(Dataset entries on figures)
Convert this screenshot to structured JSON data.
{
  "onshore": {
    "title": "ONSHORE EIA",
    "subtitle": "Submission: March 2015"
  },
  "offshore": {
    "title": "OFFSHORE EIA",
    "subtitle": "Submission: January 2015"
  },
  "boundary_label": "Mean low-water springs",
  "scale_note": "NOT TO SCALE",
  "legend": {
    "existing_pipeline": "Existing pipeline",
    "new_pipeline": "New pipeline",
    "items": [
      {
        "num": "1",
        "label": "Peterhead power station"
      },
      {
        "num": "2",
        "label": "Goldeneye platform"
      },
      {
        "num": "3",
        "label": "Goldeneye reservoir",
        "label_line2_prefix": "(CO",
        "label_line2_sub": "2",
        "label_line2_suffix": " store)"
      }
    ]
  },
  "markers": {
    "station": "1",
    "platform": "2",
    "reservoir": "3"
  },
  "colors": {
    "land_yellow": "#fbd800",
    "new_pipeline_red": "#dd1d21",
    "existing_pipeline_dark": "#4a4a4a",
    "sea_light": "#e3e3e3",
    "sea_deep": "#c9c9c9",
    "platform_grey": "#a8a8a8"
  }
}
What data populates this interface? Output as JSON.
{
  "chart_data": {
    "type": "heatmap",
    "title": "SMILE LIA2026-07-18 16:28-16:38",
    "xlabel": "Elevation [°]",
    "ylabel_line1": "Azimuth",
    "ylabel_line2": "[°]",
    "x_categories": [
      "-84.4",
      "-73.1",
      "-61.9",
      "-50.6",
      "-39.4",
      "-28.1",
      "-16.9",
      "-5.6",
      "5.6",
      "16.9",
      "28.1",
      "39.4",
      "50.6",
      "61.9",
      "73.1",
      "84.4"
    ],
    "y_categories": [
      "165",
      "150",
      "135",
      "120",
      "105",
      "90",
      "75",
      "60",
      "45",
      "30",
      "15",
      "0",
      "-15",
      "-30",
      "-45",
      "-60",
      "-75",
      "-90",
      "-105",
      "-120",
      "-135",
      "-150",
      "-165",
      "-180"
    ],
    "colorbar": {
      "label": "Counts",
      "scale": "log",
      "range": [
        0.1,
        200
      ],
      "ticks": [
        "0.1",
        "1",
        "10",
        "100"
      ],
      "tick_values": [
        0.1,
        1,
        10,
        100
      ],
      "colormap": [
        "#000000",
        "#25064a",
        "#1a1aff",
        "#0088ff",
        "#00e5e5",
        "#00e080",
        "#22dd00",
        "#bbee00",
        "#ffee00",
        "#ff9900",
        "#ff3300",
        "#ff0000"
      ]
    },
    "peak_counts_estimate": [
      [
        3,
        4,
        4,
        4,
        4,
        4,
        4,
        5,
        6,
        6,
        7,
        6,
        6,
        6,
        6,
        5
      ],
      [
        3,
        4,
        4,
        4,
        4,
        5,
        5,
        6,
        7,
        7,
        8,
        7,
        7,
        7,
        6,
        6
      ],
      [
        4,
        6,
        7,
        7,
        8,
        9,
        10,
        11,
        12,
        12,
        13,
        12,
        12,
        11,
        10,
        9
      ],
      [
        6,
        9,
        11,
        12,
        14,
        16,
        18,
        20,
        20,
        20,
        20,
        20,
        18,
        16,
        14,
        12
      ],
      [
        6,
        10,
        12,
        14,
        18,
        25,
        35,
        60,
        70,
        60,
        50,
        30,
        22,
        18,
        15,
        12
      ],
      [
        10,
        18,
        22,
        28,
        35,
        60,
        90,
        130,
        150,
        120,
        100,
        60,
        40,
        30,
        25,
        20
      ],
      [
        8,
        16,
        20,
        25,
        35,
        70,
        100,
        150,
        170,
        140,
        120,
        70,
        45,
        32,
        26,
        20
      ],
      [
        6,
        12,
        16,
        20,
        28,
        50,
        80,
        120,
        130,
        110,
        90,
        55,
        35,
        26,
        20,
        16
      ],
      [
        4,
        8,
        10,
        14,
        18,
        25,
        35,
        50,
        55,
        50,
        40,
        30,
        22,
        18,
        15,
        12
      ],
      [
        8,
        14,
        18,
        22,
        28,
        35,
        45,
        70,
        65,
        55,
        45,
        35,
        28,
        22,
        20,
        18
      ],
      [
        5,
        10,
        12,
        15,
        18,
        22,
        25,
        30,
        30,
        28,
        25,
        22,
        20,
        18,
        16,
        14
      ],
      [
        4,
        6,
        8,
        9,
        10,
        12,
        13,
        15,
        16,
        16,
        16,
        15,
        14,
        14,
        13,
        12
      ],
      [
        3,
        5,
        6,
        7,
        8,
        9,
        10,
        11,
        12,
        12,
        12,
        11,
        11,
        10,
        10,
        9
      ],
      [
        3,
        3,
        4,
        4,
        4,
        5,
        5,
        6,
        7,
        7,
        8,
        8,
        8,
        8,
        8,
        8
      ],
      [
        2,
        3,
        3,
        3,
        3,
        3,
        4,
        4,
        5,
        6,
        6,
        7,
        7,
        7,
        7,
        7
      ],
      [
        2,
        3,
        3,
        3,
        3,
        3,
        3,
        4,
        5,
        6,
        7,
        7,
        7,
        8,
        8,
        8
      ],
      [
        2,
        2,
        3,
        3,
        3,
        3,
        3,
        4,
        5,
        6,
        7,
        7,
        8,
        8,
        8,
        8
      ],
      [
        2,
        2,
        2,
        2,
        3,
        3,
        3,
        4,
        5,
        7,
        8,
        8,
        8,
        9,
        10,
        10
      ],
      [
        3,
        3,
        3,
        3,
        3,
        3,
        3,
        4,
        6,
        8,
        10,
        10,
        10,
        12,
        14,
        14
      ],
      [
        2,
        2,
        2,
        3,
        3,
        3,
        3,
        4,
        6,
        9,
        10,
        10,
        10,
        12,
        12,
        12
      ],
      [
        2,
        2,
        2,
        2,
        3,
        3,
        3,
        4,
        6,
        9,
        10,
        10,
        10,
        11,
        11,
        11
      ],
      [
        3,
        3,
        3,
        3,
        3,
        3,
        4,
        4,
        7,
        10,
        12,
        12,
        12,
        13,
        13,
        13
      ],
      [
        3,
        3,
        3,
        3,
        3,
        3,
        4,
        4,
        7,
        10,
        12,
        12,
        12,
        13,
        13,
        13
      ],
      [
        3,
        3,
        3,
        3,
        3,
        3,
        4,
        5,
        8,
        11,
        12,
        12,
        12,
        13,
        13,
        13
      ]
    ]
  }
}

-- Task to carry out --
Every record above should be output exactly.

-- Result of this exercise --
Convert this screenshot to structured JSON data.
{
  "onshore": {
    "title": "ONSHORE EIA",
    "subtitle": "Submission: March 2015"
  },
  "offshore": {
    "title": "OFFSHORE EIA",
    "subtitle": "Submission: January 2015"
  },
  "boundary_label": "Mean low-water springs",
  "scale_note": "NOT TO SCALE",
  "legend": {
    "existing_pipeline": "Existing pipeline",
    "new_pipeline": "New pipeline",
    "items": [
      {
        "num": "1",
        "label": "Peterhead power station"
      },
      {
        "num": "2",
        "label": "Goldeneye platform"
      },
      {
        "num": "3",
        "label": "Goldeneye reservoir",
        "label_line2_prefix": "(CO",
        "label_line2_sub": "2",
        "label_line2_suffix": " store)"
      }
    ]
  },
  "markers": {
    "station": "1",
    "platform": "2",
    "reservoir": "3"
  },
  "colors": {
    "land_yellow": "#fbd800",
    "new_pipeline_red": "#dd1d21",
    "existing_pipeline_dark": "#4a4a4a",
    "sea_light": "#e3e3e3",
    "sea_deep": "#c9c9c9",
    "platform_grey": "#a8a8a8"
  }
}
What data populates this interface? Output as JSON.
{
  "chart_data": {
    "type": "heatmap",
    "title": "SMILE LIA2026-07-18 16:28-16:38",
    "xlabel": "Elevation [°]",
    "ylabel_line1": "Azimuth",
    "ylabel_line2": "[°]",
    "x_categories": [
      "-84.4",
      "-73.1",
      "-61.9",
      "-50.6",
      "-39.4",
      "-28.1",
      "-16.9",
      "-5.6",
      "5.6",
      "16.9",
      "28.1",
      "39.4",
      "50.6",
      "61.9",
      "73.1",
      "84.4"
    ],
    "y_categories": [
      "165",
      "150",
      "135",
      "120",
      "105",
      "90",
      "75",
      "60",
      "45",
      "30",
      "15",
      "0",
      "-15",
      "-30",
      "-45",
      "-60",
      "-75",
      "-90",
      "-105",
      "-120",
      "-135",
      "-150",
      "-165",
      "-180"
    ],
    "colorbar": {
      "label": "Counts",
      "scale": "log",
      "range": [
        0.1,
        200
      ],
      "ticks": [
        "0.1",
        "1",
        "10",
        "100"
      ],
      "tick_values": [
        0.1,
        1,
        10,
        100
      ],
      "colormap": [
        "#000000",
        "#25064a",
        "#1a1aff",
        "#0088ff",
        "#00e5e5",
        "#00e080",
        "#22dd00",
        "#bbee00",
        "#ffee00",
        "#ff9900",
        "#ff3300",
        "#ff0000"
      ]
    },
    "peak_counts_estimate": [
      [
        3,
        4,
        4,
        4,
        4,
        4,
        4,
        5,
        6,
        6,
        7,
        6,
        6,
        6,
        6,
        5
      ],
      [
        3,
        4,
        4,
        4,
        4,
        5,
        5,
        6,
        7,
        7,
        8,
        7,
        7,
        7,
        6,
        6
      ],
      [
        4,
        6,
        7,
        7,
        8,
        9,
        10,
        11,
        12,
        12,
        13,
        12,
        12,
        11,
        10,
        9
      ],
      [
        6,
        9,
        11,
        12,
        14,
        16,
        18,
        20,
        20,
        20,
        20,
        20,
        18,
        16,
        14,
        12
      ],
      [
        6,
        10,
        12,
        14,
        18,
        25,
        35,
        60,
        70,
        60,
        50,
        30,
        22,
        18,
        15,
        12
      ],
      [
        10,
        18,
        22,
        28,
        35,
        60,
        90,
        130,
        150,
        120,
        100,
        60,
        40,
        30,
        25,
        20
      ],
      [
        8,
        16,
        20,
        25,
        35,
        70,
        100,
        150,
        170,
        140,
        120,
        70,
        45,
        32,
        26,
        20
      ],
      [
        6,
        12,
        16,
        20,
        28,
        50,
        80,
        120,
        130,
        110,
        90,
        55,
        35,
        26,
        20,
        16
      ],
      [
        4,
        8,
        10,
        14,
        18,
        25,
        35,
        50,
        55,
        50,
        40,
        30,
        22,
        18,
        15,
        12
      ],
      [
        8,
        14,
        18,
        22,
        28,
        35,
        45,
        70,
        65,
        55,
        45,
        35,
        28,
        22,
        20,
        18
      ],
      [
        5,
        10,
        12,
        15,
        18,
        22,
        25,
        30,
        30,
        28,
        25,
        22,
        20,
        18,
        16,
        14
      ],
      [
        4,
        6,
        8,
        9,
        10,
        12,
        13,
        15,
        16,
        16,
        16,
        15,
        14,
        14,
        13,
        12
      ],
      [
        3,
        5,
        6,
        7,
        8,
        9,
        10,
        11,
        12,
        12,
        12,
        11,
        11,
        10,
        10,
        9
      ],
      [
        3,
        3,
        4,
        4,
        4,
        5,
        5,
        6,
        7,
        7,
        8,
        8,
        8,
        8,
        8,
        8
      ],
      [
        2,
        3,
        3,
        3,
        3,
        3,
        4,
        4,
        5,
        6,
        6,
        7,
        7,
        7,
        7,
        7
      ],
      [
        2,
        3,
        3,
        3,
        3,
        3,
        3,
        4,
        5,
        6,
        7,
        7,
        7,
        8,
        8,
        8
      ],
      [
        2,
        2,
        3,
        3,
        3,
        3,
        3,
        4,
        5,
        6,
        7,
        7,
        8,
        8,
        8,
        8
      ],
      [
        2,
        2,
        2,
        2,
        3,
        3,
        3,
        4,
        5,
        7,
        8,
        8,
        8,
        9,
        10,
        10
      ],
      [
        3,
        3,
        3,
        3,
        3,
        3,
        3,
        4,
        6,
        8,
        10,
        10,
        10,
        12,
        14,
        14
      ],
      [
        2,
        2,
        2,
        3,
        3,
        3,
        3,
        4,
        6,
        9,
        10,
        10,
        10,
        12,
        12,
        12
      ],
      [
        2,
        2,
        2,
        2,
        3,
        3,
        3,
        4,
        6,
        9,
        10,
        10,
        10,
        11,
        11,
        11
      ],
      [
        3,
        3,
        3,
        3,
        3,
        3,
        4,
        4,
        7,
        10,
        12,
        12,
        12,
        13,
        13,
        13
      ],
      [
        3,
        3,
        3,
        3,
        3,
        3,
        4,
        4,
        7,
        10,
        12,
        12,
        12,
        13,
        13,
        13
      ],
      [
        3,
        3,
        3,
        3,
        3,
        3,
        4,
        5,
        8,
        11,
        12,
        12,
        12,
        13,
        13,
        13
      ]
    ]
  }
}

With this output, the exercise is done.